## Exercise directions
Can you write out all of the material below, word for word?

Collected data entries:

/---

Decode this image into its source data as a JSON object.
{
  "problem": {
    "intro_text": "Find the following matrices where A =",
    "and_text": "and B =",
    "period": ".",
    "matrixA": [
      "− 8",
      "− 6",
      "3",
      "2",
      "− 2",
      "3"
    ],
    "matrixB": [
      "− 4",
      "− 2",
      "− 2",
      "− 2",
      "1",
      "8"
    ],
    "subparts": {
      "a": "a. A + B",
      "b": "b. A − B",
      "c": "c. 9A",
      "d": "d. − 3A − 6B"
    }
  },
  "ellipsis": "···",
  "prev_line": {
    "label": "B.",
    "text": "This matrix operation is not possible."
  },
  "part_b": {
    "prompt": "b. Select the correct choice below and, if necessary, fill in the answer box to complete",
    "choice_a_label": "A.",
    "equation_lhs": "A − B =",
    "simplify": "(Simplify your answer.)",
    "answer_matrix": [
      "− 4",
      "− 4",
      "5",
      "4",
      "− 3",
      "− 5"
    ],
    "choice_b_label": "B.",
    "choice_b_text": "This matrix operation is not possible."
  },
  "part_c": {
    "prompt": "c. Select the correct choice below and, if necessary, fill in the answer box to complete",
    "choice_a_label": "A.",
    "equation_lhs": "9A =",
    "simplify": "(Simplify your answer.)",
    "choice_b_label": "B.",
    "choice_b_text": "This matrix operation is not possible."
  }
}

\---

## Exercise solution
Decode this image into its source data as a JSON object.
{
  "problem": {
    "intro_text": "Find the following matrices where A =",
    "and_text": "and B =",
    "period": ".",
    "matrixA": [
      "− 8",
      "− 6",
      "3",
      "2",
      "− 2",
      "3"
    ],
    "matrixB": [
      "− 4",
      "− 2",
      "− 2",
      "− 2",
      "1",
      "8"
    ],
    "subparts": {
      "a": "a. A + B",
      "b": "b. A − B",
      "c": "c. 9A",
      "d": "d. − 3A − 6B"
    }
  },
  "ellipsis": "···",
  "prev_line": {
    "label": "B.",
    "text": "This matrix operation is not possible."
  },
  "part_b": {
    "prompt": "b. Select the correct choice below and, if necessary, fill in the answer box to complete",
    "choice_a_label": "A.",
    "equation_lhs": "A − B =",
    "simplify": "(Simplify your answer.)",
    "answer_matrix": [
      "− 4",
      "− 4",
      "5",
      "4",
      "− 3",
      "− 5"
    ],
    "choice_b_label": "B.",
    "choice_b_text": "This matrix operation is not possible."
  },
  "part_c": {
    "prompt": "c. Select the correct choice below and, if necessary, fill in the answer box to complete",
    "choice_a_label": "A.",
    "equation_lhs": "9A =",
    "simplify": "(Simplify your answer.)",
    "choice_b_label": "B.",
    "choice_b_text": "This matrix operation is not possible."
  }
}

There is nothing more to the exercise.